• _Short problem_: Rewrite the data below as a JSON list of strings, one string per line, and leave out any blank lines.

***** Records for the task

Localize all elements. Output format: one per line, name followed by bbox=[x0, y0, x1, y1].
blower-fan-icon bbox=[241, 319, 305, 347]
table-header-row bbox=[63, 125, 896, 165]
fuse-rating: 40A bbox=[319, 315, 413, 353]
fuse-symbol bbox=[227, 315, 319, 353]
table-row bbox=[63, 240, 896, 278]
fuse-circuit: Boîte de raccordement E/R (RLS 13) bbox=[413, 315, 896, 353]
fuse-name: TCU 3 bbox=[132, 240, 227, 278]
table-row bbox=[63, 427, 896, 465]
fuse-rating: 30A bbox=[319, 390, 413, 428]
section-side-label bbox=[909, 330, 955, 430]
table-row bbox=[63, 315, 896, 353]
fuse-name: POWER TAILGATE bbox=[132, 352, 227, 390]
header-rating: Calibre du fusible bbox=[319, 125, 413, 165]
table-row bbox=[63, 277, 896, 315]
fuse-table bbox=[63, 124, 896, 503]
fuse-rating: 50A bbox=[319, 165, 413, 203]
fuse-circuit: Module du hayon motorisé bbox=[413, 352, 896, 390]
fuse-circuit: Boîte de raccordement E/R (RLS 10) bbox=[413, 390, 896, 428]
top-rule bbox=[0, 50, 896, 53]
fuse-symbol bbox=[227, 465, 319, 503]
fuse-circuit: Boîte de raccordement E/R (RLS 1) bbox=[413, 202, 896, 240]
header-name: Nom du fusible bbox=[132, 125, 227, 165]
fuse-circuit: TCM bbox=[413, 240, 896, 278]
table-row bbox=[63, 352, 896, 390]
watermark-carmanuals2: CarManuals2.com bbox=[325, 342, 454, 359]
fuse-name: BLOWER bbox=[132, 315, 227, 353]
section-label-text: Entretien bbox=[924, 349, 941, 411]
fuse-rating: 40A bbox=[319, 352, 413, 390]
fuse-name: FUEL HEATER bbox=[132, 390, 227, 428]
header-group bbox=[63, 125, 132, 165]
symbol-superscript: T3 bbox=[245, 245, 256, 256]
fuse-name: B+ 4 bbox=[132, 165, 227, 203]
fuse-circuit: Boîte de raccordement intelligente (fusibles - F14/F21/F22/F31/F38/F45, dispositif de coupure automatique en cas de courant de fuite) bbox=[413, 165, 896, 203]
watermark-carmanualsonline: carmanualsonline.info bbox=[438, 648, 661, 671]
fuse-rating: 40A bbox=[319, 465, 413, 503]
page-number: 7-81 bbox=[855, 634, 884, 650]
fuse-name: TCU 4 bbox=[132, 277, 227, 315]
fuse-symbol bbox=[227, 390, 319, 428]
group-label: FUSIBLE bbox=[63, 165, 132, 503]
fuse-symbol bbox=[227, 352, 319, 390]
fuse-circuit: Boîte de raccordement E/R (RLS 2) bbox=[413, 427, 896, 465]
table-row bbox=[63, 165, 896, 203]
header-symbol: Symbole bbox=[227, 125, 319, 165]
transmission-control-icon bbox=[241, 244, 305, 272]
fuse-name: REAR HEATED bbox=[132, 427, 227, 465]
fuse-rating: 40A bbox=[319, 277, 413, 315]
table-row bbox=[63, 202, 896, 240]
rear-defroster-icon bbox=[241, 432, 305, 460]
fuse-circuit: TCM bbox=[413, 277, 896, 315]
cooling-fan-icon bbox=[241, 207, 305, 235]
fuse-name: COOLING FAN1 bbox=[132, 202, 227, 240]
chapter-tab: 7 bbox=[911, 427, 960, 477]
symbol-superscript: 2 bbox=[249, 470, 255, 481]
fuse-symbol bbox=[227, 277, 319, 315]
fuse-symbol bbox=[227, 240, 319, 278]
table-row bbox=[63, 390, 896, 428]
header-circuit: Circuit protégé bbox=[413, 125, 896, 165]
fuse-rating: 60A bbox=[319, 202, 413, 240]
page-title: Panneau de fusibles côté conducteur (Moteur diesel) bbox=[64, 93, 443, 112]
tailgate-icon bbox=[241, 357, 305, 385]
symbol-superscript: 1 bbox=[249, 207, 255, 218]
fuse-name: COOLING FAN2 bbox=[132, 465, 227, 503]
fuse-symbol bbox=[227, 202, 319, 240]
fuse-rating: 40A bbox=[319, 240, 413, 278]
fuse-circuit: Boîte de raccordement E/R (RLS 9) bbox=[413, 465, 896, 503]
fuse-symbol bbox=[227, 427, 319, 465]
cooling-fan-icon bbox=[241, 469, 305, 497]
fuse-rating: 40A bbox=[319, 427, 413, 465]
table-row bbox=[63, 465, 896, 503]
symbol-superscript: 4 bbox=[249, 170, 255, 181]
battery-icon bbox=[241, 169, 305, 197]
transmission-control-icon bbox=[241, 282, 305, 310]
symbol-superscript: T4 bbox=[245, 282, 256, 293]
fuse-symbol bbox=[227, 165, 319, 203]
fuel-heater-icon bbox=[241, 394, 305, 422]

**********

• _Response to the exercise_:
[
  "Localize all elements. Output format: one per line, name followed by bbox=[x0, y0, x1, y1].",
  "blower-fan-icon bbox=[241, 319, 305, 347]",
  "table-header-row bbox=[63, 125, 896, 165]",
  "fuse-rating: 40A bbox=[319, 315, 413, 353]",
  "fuse-symbol bbox=[227, 315, 319, 353]",
  "table-row bbox=[63, 240, 896, 278]",
  "fuse-circuit: Boîte de raccordement E/R (RLS 13) bbox=[413, 315, 896, 353]",
  "fuse-name: TCU 3 bbox=[132, 240, 227, 278]",
  "table-row bbox=[63, 427, 896, 465]",
  "fuse-rating: 30A bbox=[319, 390, 413, 428]",
  "section-side-label bbox=[909, 330, 955, 430]",
  "table-row bbox=[63, 315, 896, 353]",
  "fuse-name: POWER TAILGATE bbox=[132, 352, 227, 390]",
  "header-rating: Calibre du fusible bbox=[319, 125, 413, 165]",
  "table-row bbox=[63, 277, 896, 315]",
  "fuse-table bbox=[63, 124, 896, 503]",
  "fuse-rating: 50A bbox=[319, 165, 413, 203]",
  "fuse-circuit: Module du hayon motorisé bbox=[413, 352, 896, 390]",
  "fuse-circuit: Boîte de raccordement E/R (RLS 10) bbox=[413, 390, 896, 428]",
  "top-rule bbox=[0, 50, 896, 53]",
  "fuse-symbol bbox=[227, 465, 319, 503]",
  "fuse-circuit: Boîte de raccordement E/R (RLS 1) bbox=[413, 202, 896, 240]",
  "header-name: Nom du fusible bbox=[132, 125, 227, 165]",
  "fuse-circuit: TCM bbox=[413, 240, 896, 278]",
  "table-row bbox=[63, 352, 896, 390]",
  "watermark-carmanuals2: CarManuals2.com bbox=[325, 342, 454, 359]",
  "fuse-name: BLOWER bbox=[132, 315, 227, 353]",
  "section-label-text: Entretien bbox=[924, 349, 941, 411]",
  "fuse-rating: 40A bbox=[319, 352, 413, 390]",
  "fuse-name: FUEL HEATER bbox=[132, 390, 227, 428]",
  "header-group bbox=[63, 125, 132, 165]",
  "symbol-superscript: T3 bbox=[245, 245, 256, 256]",
  "fuse-name: B+ 4 bbox=[132, 165, 227, 203]",
  "fuse-circuit: Boîte de raccordement intelligente (fusibles - F14/F21/F22/F31/F38/F45, dispositif de coupure automatique en cas de courant de fuite) bbox=[413, 165, 896, 203]",
  "watermark-carmanualsonline: carmanualsonline.info bbox=[438, 648, 661, 671]",
  "fuse-rating: 40A bbox=[319, 465, 413, 503]",
  "page-number: 7-81 bbox=[855, 634, 884, 650]",
  "fuse-name: TCU 4 bbox=[132, 277, 227, 315]",
  "fuse-symbol bbox=[227, 390, 319, 428]",
  "group-label: FUSIBLE bbox=[63, 165, 132, 503]",
  "fuse-symbol bbox=[227, 352, 319, 390]",
  "fuse-circuit: Boîte de raccordement E/R (RLS 2) bbox=[413, 427, 896, 465]",
  "table-row bbox=[63, 165, 896, 203]",
  "header-symbol: Symbole bbox=[227, 125, 319, 165]",
  "transmission-control-icon bbox=[241, 244, 305, 272]",
  "fuse-name: REAR HEATED bbox=[132, 427, 227, 465]",
  "fuse-rating: 40A bbox=[319, 277, 413, 315]",
  "table-row bbox=[63, 202, 896, 240]",
  "rear-defroster-icon bbox=[241, 432, 305, 460]",
  "fuse-circuit: TCM bbox=[413, 277, 896, 315]",
  "cooling-fan-icon bbox=[241, 207, 305, 235]",
  "fuse-name: COOLING FAN1 bbox=[132, 202, 227, 240]",
  "chapter-tab: 7 bbox=[911, 427, 960, 477]",
  "symbol-superscript: 2 bbox=[249, 470, 255, 481]",
  "fuse-symbol bbox=[227, 277, 319, 315]",
  "fuse-symbol bbox=[227, 240, 319, 278]",
  "table-row bbox=[63, 390, 896, 428]",
  "header-circuit: Circuit protégé bbox=[413, 125, 896, 165]",
  "fuse-rating: 60A bbox=[319, 202, 413, 240]",
  "page-title: Panneau de fusibles côté conducteur (Moteur diesel) bbox=[64, 93, 443, 112]",
  "tailgate-icon bbox=[241, 357, 305, 385]",
  "symbol-superscript: 1 bbox=[249, 207, 255, 218]",
  "fuse-name: COOLING FAN2 bbox=[132, 465, 227, 503]",
  "fuse-symbol bbox=[227, 202, 319, 240]",
  "fuse-rating: 40A bbox=[319, 240, 413, 278]",
  "fuse-circuit: Boîte de raccordement E/R (RLS 9) bbox=[413, 465, 896, 503]",
  "fuse-symbol bbox=[227, 427, 319, 465]",
  "cooling-fan-icon bbox=[241, 469, 305, 497]",
  "fuse-rating: 40A bbox=[319, 427, 413, 465]",
  "table-row bbox=[63, 465, 896, 503]",
  "symbol-superscript: 4 bbox=[249, 170, 255, 181]",
  "battery-icon bbox=[241, 169, 305, 197]",
  "transmission-control-icon bbox=[241, 282, 305, 310]",
  "symbol-superscript: T4 bbox=[245, 282, 256, 293]",
  "fuse-symbol bbox=[227, 165, 319, 203]",
  "fuel-heater-icon bbox=[241, 394, 305, 422]"
]